Start
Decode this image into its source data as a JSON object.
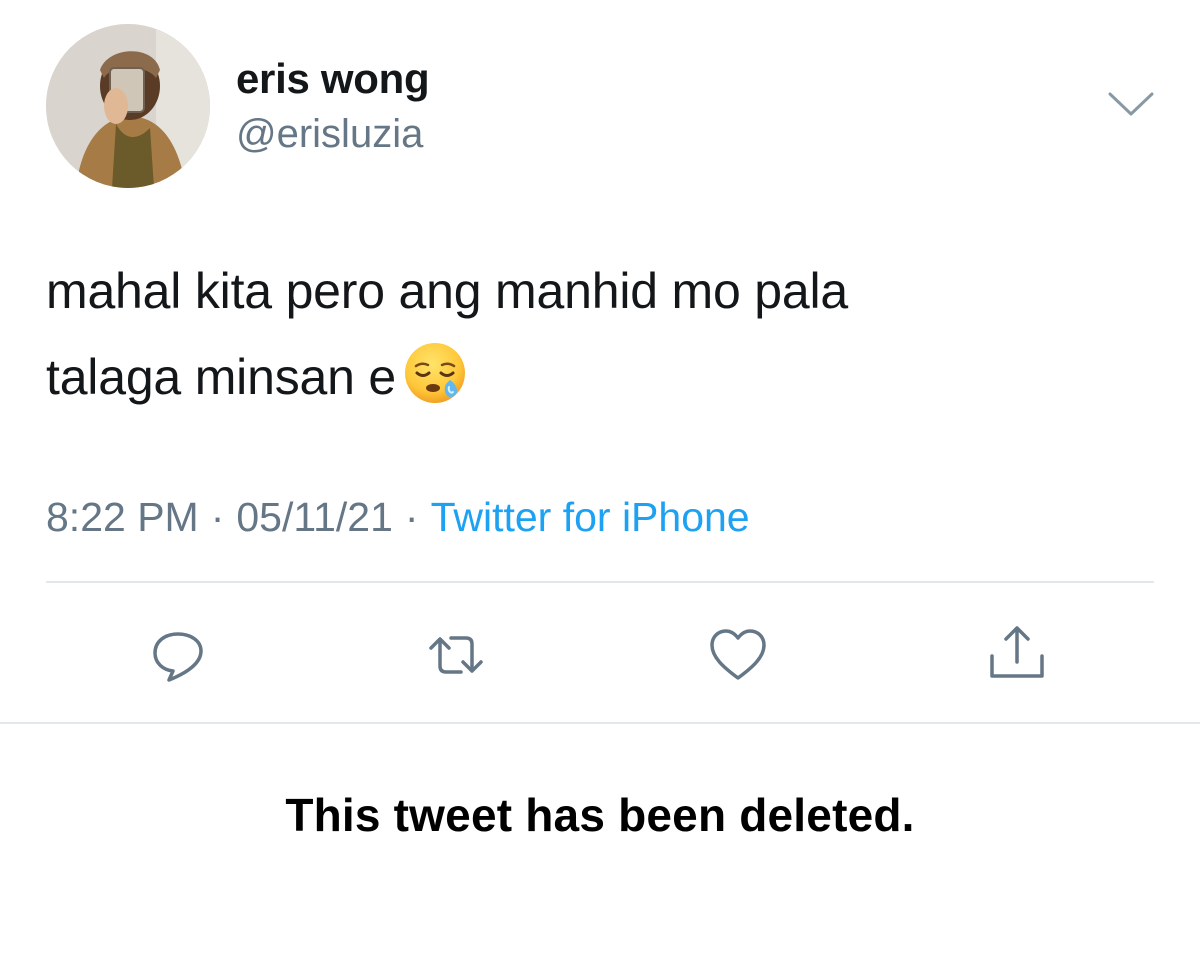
{
  "tweet": {
    "author": {
      "display_name": "eris wong",
      "handle": "@erisluzia",
      "avatar_icon": "profile-photo"
    },
    "text_line1": "mahal kita pero ang manhid mo pala",
    "text_line2": "talaga minsan e",
    "emoji": "sleepy-face-emoji",
    "time": "8:22 PM",
    "date": "05/11/21",
    "separator": "·",
    "source": "Twitter for iPhone",
    "menu_icon": "chevron-down-icon",
    "actions": [
      {
        "icon": "reply-icon"
      },
      {
        "icon": "retweet-icon"
      },
      {
        "icon": "like-icon"
      },
      {
        "icon": "share-icon"
      }
    ]
  },
  "caption": "This tweet has been deleted.",
  "colors": {
    "text_primary": "#14171a",
    "text_secondary": "#657786",
    "link": "#1da1f2",
    "divider": "#e1e8ed"
  }
}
End
Pick out and copy the lines of the entries that hold the string "source".

#### Full answer:
Decode this image into its source data as a JSON object.
    "source": "Twitter for iPhone",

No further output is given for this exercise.